(GIVEN INSTRUCTION): Don't copy the pictures; return every other part of the records exactly.

(DATA FOR PROCESSING):
/---
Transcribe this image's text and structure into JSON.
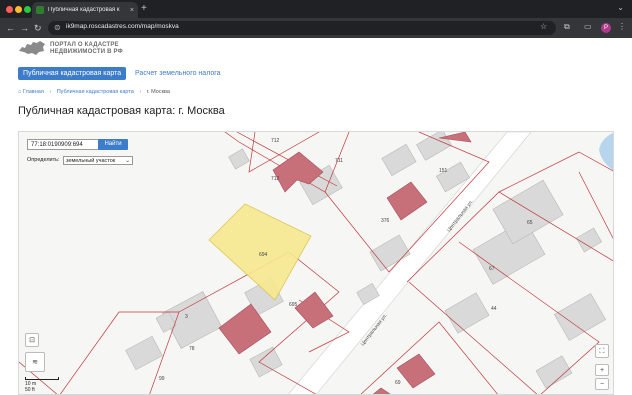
{
  "browser": {
    "tab_title": "Публичная кадастровая к",
    "tab_close": "×",
    "new_tab": "+",
    "url": "ik9map.roscadastres.com/map/moskva",
    "profile_initial": "P"
  },
  "header": {
    "logo_line1": "ПОРТАЛ О КАДАСТРЕ",
    "logo_line2": "НЕДВИЖИМОСТИ В РФ"
  },
  "nav": {
    "tab_map": "Публичная кадастровая карта",
    "tab_tax": "Расчет земельного налога"
  },
  "breadcrumbs": {
    "home": "Главная",
    "map": "Публичная кадастровая карта",
    "current": "г. Москва",
    "sep": "›"
  },
  "page": {
    "title": "Публичная кадастровая карта: г. Москва"
  },
  "map": {
    "search_value": "77:18:0190909:694",
    "search_button": "Найти",
    "define_label": "Определить:",
    "define_value": "земельный участок",
    "scale_m": "10 m",
    "scale_ft": "50 ft",
    "street_label": "Центральная ул.",
    "labels": {
      "l712a": "712",
      "l711": "711",
      "l712b": "712",
      "l151": "151",
      "l376": "376",
      "l694": "694",
      "l695": "695",
      "l65": "65",
      "l67": "67",
      "l44": "44",
      "l78": "78",
      "l99": "99",
      "l69": "69",
      "l3": "3"
    },
    "colors": {
      "selected_fill": "#f7e98f",
      "selected_stroke": "#d8c24a",
      "building_fill": "#c8707a",
      "boundary": "#c0393b"
    }
  }
}
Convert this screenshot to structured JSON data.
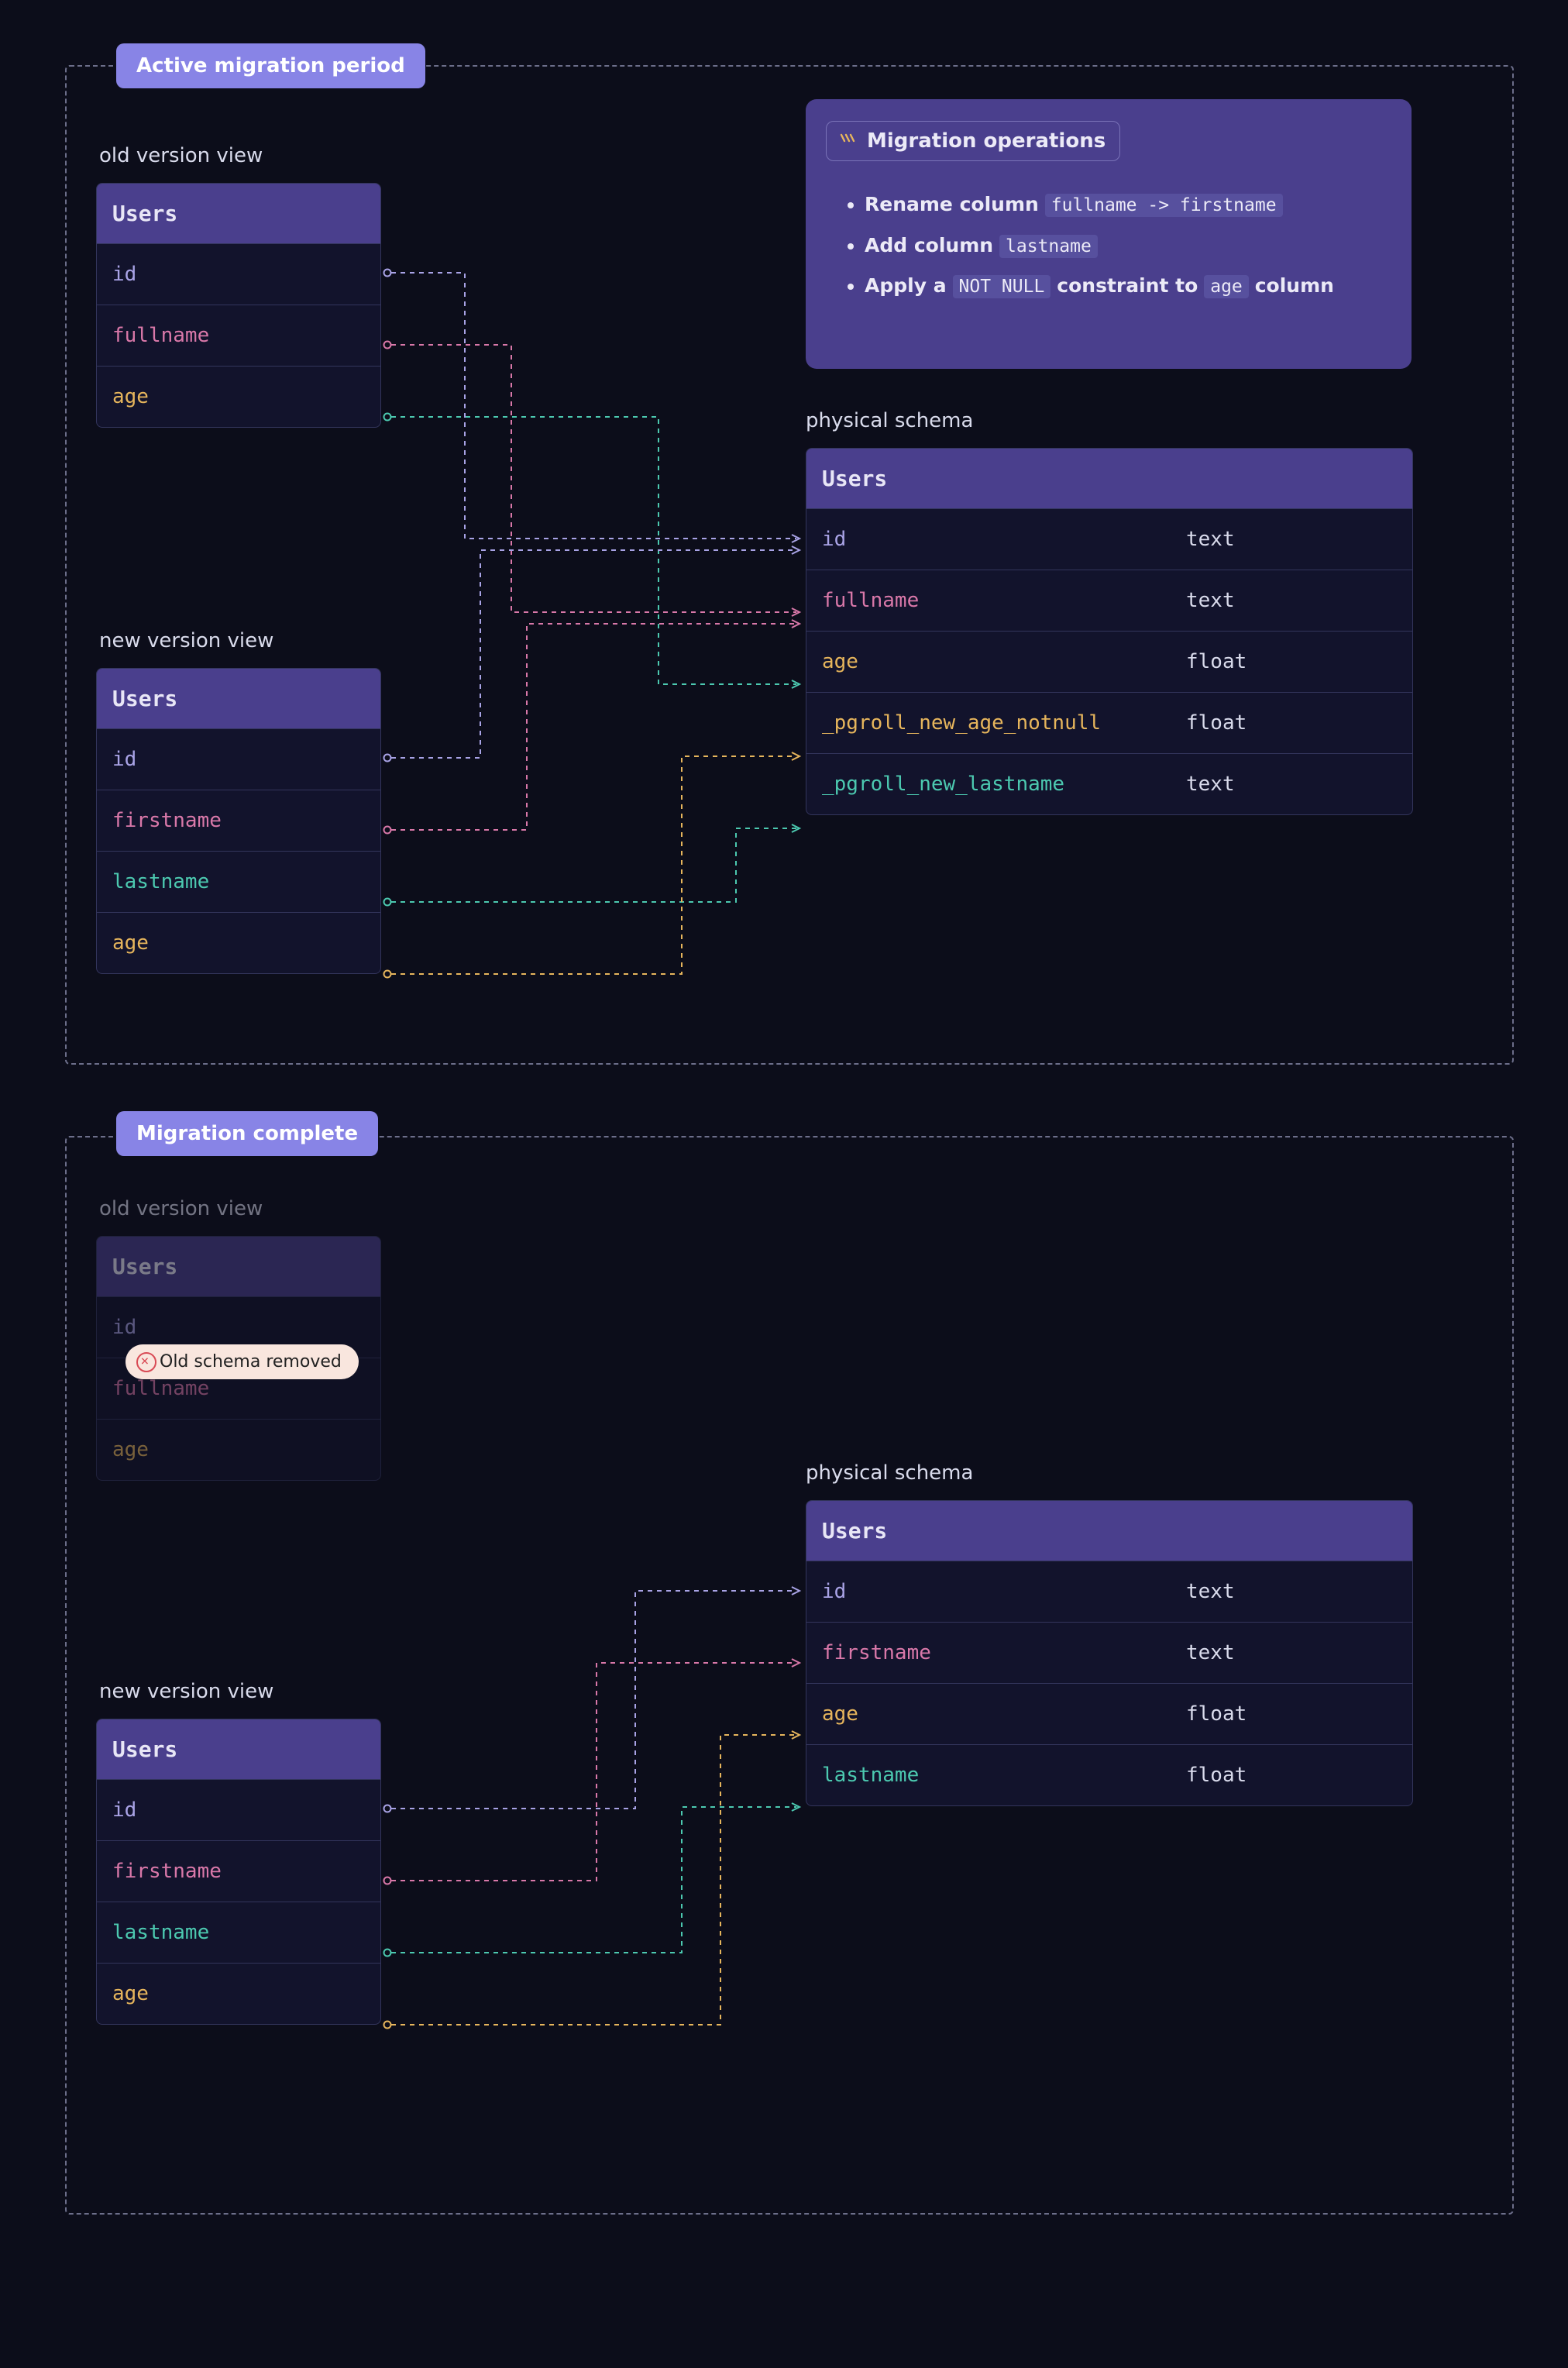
{
  "section1": {
    "badge": "Active migration period",
    "operations": {
      "title": "Migration operations",
      "items": [
        {
          "prefix": "Rename column",
          "code1": "fullname -> firstname",
          "mid": "",
          "code2": "",
          "suffix": ""
        },
        {
          "prefix": "Add column",
          "code1": "lastname",
          "mid": "",
          "code2": "",
          "suffix": ""
        },
        {
          "prefix": "Apply a",
          "code1": "NOT NULL",
          "mid": "constraint to",
          "code2": "age",
          "suffix": "column"
        }
      ]
    },
    "old_view": {
      "label": "old version view",
      "table": "Users",
      "cols": [
        {
          "name": "id",
          "cls": "c-id"
        },
        {
          "name": "fullname",
          "cls": "c-full"
        },
        {
          "name": "age",
          "cls": "c-age"
        }
      ]
    },
    "new_view": {
      "label": "new version view",
      "table": "Users",
      "cols": [
        {
          "name": "id",
          "cls": "c-id"
        },
        {
          "name": "firstname",
          "cls": "c-first"
        },
        {
          "name": "lastname",
          "cls": "c-last"
        },
        {
          "name": "age",
          "cls": "c-age"
        }
      ]
    },
    "physical": {
      "label": "physical schema",
      "table": "Users",
      "cols": [
        {
          "name": "id",
          "type": "text",
          "cls": "c-id"
        },
        {
          "name": "fullname",
          "type": "text",
          "cls": "c-full"
        },
        {
          "name": "age",
          "type": "float",
          "cls": "c-age"
        },
        {
          "name": "_pgroll_new_age_notnull",
          "type": "float",
          "cls": "c-newage"
        },
        {
          "name": "_pgroll_new_lastname",
          "type": "text",
          "cls": "c-newlast"
        }
      ]
    }
  },
  "section2": {
    "badge": "Migration complete",
    "pill": "Old schema removed",
    "old_view": {
      "label": "old version view",
      "table": "Users",
      "cols": [
        {
          "name": "id",
          "cls": "c-id"
        },
        {
          "name": "fullname",
          "cls": "c-full"
        },
        {
          "name": "age",
          "cls": "c-age"
        }
      ]
    },
    "new_view": {
      "label": "new version view",
      "table": "Users",
      "cols": [
        {
          "name": "id",
          "cls": "c-id"
        },
        {
          "name": "firstname",
          "cls": "c-first"
        },
        {
          "name": "lastname",
          "cls": "c-last"
        },
        {
          "name": "age",
          "cls": "c-age"
        }
      ]
    },
    "physical": {
      "label": "physical schema",
      "table": "Users",
      "cols": [
        {
          "name": "id",
          "type": "text",
          "cls": "c-id"
        },
        {
          "name": "firstname",
          "type": "text",
          "cls": "c-first"
        },
        {
          "name": "age",
          "type": "float",
          "cls": "c-newage"
        },
        {
          "name": "lastname",
          "type": "float",
          "cls": "c-newlast"
        }
      ]
    }
  },
  "colors": {
    "id": "#a9a3e6",
    "full": "#d978a9",
    "first": "#d978a9",
    "age": "#e6b55c",
    "last": "#4cc9b0"
  }
}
\---
(WRITTEN REPLY):
Transcribe this image's text and structure into JSON.
{
  "browser": {
    "tab_title": "Публичная кадастровая к",
    "tab_close": "×",
    "new_tab": "+",
    "url": "ik9map.roscadastres.com/map/moskva",
    "profile_initial": "P"
  },
  "header": {
    "logo_line1": "ПОРТАЛ О КАДАСТРЕ",
    "logo_line2": "НЕДВИЖИМОСТИ В РФ"
  },
  "nav": {
    "tab_map": "Публичная кадастровая карта",
    "tab_tax": "Расчет земельного налога"
  },
  "breadcrumbs": {
    "home": "Главная",
    "map": "Публичная кадастровая карта",
    "current": "г. Москва",
    "sep": "›"
  },
  "page": {
    "title": "Публичная кадастровая карта: г. Москва"
  },
  "map": {
    "search_value": "77:18:0190909:694",
    "search_button": "Найти",
    "define_label": "Определить:",
    "define_value": "земельный участок",
    "scale_m": "10 m",
    "scale_ft": "50 ft",
    "street_label": "Центральная ул.",
    "labels": {
      "l712a": "712",
      "l711": "711",
      "l712b": "712",
      "l151": "151",
      "l376": "376",
      "l694": "694",
      "l695": "695",
      "l65": "65",
      "l67": "67",
      "l44": "44",
      "l78": "78",
      "l99": "99",
      "l69": "69",
      "l3": "3"
    },
    "colors": {
      "selected_fill": "#f7e98f",
      "selected_stroke": "#d8c24a",
      "building_fill": "#c8707a",
      "boundary": "#c0393b"
    }
  }
}
Convert this screenshot to structured JSON data.
{
  "section1": {
    "badge": "Active migration period",
    "operations": {
      "title": "Migration operations",
      "items": [
        {
          "prefix": "Rename column",
          "code1": "fullname -> firstname",
          "mid": "",
          "code2": "",
          "suffix": ""
        },
        {
          "prefix": "Add column",
          "code1": "lastname",
          "mid": "",
          "code2": "",
          "suffix": ""
        },
        {
          "prefix": "Apply a",
          "code1": "NOT NULL",
          "mid": "constraint to",
          "code2": "age",
          "suffix": "column"
        }
      ]
    },
    "old_view": {
      "label": "old version view",
      "table": "Users",
      "cols": [
        {
          "name": "id",
          "cls": "c-id"
        },
        {
          "name": "fullname",
          "cls": "c-full"
        },
        {
          "name": "age",
          "cls": "c-age"
        }
      ]
    },
    "new_view": {
      "label": "new version view",
      "table": "Users",
      "cols": [
        {
          "name": "id",
          "cls": "c-id"
        },
        {
          "name": "firstname",
          "cls": "c-first"
        },
        {
          "name": "lastname",
          "cls": "c-last"
        },
        {
          "name": "age",
          "cls": "c-age"
        }
      ]
    },
    "physical": {
      "label": "physical schema",
      "table": "Users",
      "cols": [
        {
          "name": "id",
          "type": "text",
          "cls": "c-id"
        },
        {
          "name": "fullname",
          "type": "text",
          "cls": "c-full"
        },
        {
          "name": "age",
          "type": "float",
          "cls": "c-age"
        },
        {
          "name": "_pgroll_new_age_notnull",
          "type": "float",
          "cls": "c-newage"
        },
        {
          "name": "_pgroll_new_lastname",
          "type": "text",
          "cls": "c-newlast"
        }
      ]
    }
  },
  "section2": {
    "badge": "Migration complete",
    "pill": "Old schema removed",
    "old_view": {
      "label": "old version view",
      "table": "Users",
      "cols": [
        {
          "name": "id",
          "cls": "c-id"
        },
        {
          "name": "fullname",
          "cls": "c-full"
        },
        {
          "name": "age",
          "cls": "c-age"
        }
      ]
    },
    "new_view": {
      "label": "new version view",
      "table": "Users",
      "cols": [
        {
          "name": "id",
          "cls": "c-id"
        },
        {
          "name": "firstname",
          "cls": "c-first"
        },
        {
          "name": "lastname",
          "cls": "c-last"
        },
        {
          "name": "age",
          "cls": "c-age"
        }
      ]
    },
    "physical": {
      "label": "physical schema",
      "table": "Users",
      "cols": [
        {
          "name": "id",
          "type": "text",
          "cls": "c-id"
        },
        {
          "name": "firstname",
          "type": "text",
          "cls": "c-first"
        },
        {
          "name": "age",
          "type": "float",
          "cls": "c-newage"
        },
        {
          "name": "lastname",
          "type": "float",
          "cls": "c-newlast"
        }
      ]
    }
  },
  "colors": {
    "id": "#a9a3e6",
    "full": "#d978a9",
    "first": "#d978a9",
    "age": "#e6b55c",
    "last": "#4cc9b0"
  }
}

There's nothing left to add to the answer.